Instructions to follow » Comb the records below for the string "color" and copy each line where it turns up.
════════════════════
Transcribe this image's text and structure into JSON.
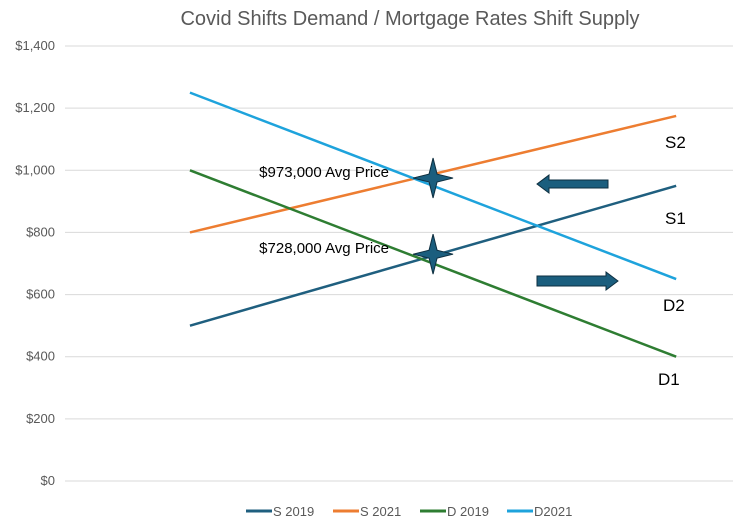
{
  "chart_data": {
    "type": "line",
    "title": "Covid Shifts Demand / Mortgage Rates Shift Supply",
    "xlabel": "",
    "ylabel": "",
    "x": [
      0,
      1
    ],
    "xlim": [
      -0.257,
      1.121
    ],
    "ylim": [
      0,
      1400
    ],
    "yticks": [
      0,
      200,
      400,
      600,
      800,
      1000,
      1200,
      1400
    ],
    "ytick_labels": [
      "$0",
      "$200",
      "$400",
      "$600",
      "$800",
      "$1,000",
      "$1,200",
      "$1,400"
    ],
    "grid": true,
    "legend_position": "bottom",
    "series": [
      {
        "name": "S 2019",
        "values": [
          500,
          950
        ],
        "color": "#1f5f7f",
        "end_label": "S1"
      },
      {
        "name": "S 2021",
        "values": [
          800,
          1175
        ],
        "color": "#ed7d31",
        "end_label": "S2"
      },
      {
        "name": "D 2019",
        "values": [
          1000,
          400
        ],
        "color": "#2e7d32",
        "end_label": "D1"
      },
      {
        "name": "D2021",
        "values": [
          1250,
          650
        ],
        "color": "#1ea3dc",
        "end_label": "D2"
      }
    ],
    "annotations": [
      {
        "text": "$973,000 Avg Price",
        "x": 0.5,
        "y": 975
      },
      {
        "text": "$728,000 Avg Price",
        "x": 0.5,
        "y": 730
      }
    ],
    "arrows": [
      {
        "direction": "left",
        "y": 975
      },
      {
        "direction": "right",
        "y": 650
      }
    ]
  }
}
════════════════════
Expected answer »
        "color": "#1f5f7f",
        "color": "#ed7d31",
        "color": "#2e7d32",
        "color": "#1ea3dc",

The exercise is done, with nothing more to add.